==== Records for the task

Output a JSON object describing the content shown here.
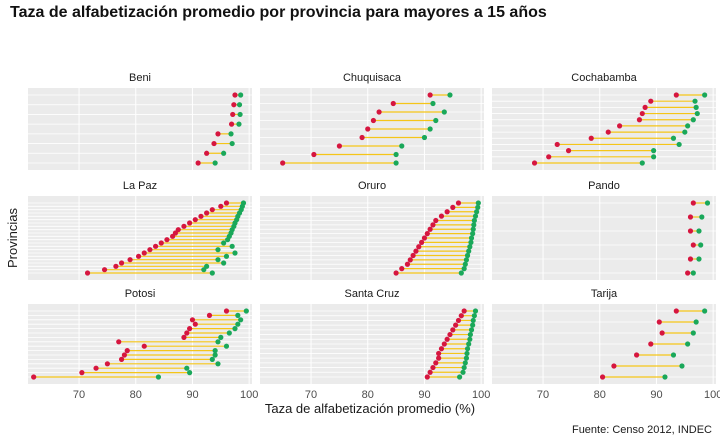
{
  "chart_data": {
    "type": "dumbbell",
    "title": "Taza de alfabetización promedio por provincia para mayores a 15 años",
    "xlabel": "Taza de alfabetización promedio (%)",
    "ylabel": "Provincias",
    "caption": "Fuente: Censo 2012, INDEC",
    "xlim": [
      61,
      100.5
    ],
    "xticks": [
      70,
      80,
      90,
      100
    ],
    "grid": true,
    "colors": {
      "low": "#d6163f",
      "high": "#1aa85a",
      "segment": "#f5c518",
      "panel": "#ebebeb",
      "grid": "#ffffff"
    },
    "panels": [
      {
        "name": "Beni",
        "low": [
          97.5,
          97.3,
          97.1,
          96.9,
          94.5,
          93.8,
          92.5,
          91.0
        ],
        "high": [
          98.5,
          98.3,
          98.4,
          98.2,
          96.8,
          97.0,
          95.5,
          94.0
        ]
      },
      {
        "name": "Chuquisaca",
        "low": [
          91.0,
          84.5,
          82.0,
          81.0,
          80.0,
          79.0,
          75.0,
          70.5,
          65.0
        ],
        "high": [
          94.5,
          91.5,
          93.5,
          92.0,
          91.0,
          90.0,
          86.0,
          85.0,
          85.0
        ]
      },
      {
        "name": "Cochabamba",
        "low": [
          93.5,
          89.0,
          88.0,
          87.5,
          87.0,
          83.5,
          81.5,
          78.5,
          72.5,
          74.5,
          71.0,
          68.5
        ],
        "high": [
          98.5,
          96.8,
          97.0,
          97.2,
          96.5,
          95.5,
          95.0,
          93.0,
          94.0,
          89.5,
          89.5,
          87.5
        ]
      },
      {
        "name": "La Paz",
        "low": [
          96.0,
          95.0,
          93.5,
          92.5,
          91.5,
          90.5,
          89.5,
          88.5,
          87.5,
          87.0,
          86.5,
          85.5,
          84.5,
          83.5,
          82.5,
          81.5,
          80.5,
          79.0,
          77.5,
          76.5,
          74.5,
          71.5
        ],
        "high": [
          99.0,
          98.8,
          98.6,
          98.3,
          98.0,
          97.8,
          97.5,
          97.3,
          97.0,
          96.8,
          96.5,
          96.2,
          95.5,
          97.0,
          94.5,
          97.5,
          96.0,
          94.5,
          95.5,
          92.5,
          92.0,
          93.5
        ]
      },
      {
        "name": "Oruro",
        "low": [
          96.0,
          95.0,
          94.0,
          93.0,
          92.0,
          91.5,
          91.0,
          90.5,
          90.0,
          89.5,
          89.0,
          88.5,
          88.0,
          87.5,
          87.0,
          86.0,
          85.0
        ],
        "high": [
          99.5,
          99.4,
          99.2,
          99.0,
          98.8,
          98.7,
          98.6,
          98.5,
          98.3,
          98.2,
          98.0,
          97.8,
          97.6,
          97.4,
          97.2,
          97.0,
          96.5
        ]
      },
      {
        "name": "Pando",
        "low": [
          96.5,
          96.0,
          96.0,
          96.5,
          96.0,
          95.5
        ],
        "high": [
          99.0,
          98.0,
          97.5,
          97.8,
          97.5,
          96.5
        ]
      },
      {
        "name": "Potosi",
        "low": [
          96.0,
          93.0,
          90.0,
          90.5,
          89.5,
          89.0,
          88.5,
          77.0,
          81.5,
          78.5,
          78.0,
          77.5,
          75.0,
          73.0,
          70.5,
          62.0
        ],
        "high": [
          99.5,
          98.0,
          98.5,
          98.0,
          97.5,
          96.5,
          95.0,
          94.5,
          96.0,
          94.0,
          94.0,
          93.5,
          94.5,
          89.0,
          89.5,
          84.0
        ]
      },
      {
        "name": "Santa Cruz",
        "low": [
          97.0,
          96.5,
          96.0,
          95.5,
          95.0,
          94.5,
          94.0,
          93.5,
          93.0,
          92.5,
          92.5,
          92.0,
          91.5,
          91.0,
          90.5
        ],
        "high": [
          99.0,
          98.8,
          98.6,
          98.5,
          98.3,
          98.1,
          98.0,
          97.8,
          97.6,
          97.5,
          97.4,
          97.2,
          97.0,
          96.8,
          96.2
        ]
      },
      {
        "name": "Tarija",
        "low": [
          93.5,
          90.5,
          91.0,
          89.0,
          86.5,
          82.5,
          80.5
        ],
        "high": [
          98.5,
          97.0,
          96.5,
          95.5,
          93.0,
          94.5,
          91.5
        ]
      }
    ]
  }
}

========
==== Records for the task

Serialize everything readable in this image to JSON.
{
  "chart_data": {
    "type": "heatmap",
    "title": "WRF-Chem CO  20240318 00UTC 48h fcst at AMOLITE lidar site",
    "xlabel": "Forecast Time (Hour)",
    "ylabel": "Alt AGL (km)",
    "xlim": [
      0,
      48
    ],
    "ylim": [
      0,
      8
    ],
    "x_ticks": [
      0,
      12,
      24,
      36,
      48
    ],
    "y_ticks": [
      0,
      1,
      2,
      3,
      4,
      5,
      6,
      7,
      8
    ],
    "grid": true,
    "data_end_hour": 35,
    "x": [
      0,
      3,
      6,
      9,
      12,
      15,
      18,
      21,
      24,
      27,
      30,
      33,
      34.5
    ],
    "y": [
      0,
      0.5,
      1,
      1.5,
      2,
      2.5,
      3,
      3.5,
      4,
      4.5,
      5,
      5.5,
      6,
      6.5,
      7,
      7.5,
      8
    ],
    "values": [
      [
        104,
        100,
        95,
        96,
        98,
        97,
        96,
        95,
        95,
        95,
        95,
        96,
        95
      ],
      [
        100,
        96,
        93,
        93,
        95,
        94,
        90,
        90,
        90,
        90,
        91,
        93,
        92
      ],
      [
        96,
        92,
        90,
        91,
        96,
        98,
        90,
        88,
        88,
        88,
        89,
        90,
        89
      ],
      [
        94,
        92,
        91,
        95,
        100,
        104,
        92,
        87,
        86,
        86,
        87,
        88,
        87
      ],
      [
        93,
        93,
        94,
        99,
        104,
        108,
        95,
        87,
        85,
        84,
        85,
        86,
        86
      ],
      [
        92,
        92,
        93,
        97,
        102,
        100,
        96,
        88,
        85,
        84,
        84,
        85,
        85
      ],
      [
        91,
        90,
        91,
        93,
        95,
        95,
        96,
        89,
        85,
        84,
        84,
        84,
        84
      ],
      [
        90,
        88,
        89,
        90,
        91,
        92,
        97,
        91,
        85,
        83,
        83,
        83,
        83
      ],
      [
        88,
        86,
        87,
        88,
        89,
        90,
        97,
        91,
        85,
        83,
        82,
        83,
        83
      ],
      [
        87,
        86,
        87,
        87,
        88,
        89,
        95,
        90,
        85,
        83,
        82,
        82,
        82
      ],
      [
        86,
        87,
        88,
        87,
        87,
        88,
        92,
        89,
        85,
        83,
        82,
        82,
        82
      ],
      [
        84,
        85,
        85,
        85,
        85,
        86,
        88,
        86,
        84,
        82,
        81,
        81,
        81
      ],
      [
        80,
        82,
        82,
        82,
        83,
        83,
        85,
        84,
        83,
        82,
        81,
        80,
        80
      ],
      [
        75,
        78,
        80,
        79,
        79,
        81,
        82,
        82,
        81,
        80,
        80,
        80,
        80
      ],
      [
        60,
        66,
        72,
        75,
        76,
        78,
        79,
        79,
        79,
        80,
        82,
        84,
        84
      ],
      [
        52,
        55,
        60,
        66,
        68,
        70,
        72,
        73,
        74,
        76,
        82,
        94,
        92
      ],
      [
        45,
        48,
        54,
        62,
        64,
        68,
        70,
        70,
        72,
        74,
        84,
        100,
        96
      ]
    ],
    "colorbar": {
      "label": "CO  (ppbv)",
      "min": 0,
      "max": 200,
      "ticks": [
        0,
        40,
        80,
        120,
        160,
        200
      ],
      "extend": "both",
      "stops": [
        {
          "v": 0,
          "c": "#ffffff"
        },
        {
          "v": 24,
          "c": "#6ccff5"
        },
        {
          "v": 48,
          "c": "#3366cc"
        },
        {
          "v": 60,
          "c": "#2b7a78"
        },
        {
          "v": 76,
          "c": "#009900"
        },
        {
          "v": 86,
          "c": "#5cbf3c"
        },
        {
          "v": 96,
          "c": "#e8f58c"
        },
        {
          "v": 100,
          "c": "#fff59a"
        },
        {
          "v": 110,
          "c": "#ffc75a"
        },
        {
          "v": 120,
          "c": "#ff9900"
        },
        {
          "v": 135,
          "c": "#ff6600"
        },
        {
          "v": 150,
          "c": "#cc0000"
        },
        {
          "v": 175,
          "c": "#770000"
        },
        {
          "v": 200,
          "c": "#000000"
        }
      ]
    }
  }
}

========

Gather up the lines containing the word "name" from these records and copy them.

        "name": "Beni",
        "name": "Chuquisaca",
        "name": "Cochabamba",
        "name": "La Paz",
        "name": "Oruro",
        "name": "Pando",
        "name": "Potosi",
        "name": "Santa Cruz",
        "name": "Tarija",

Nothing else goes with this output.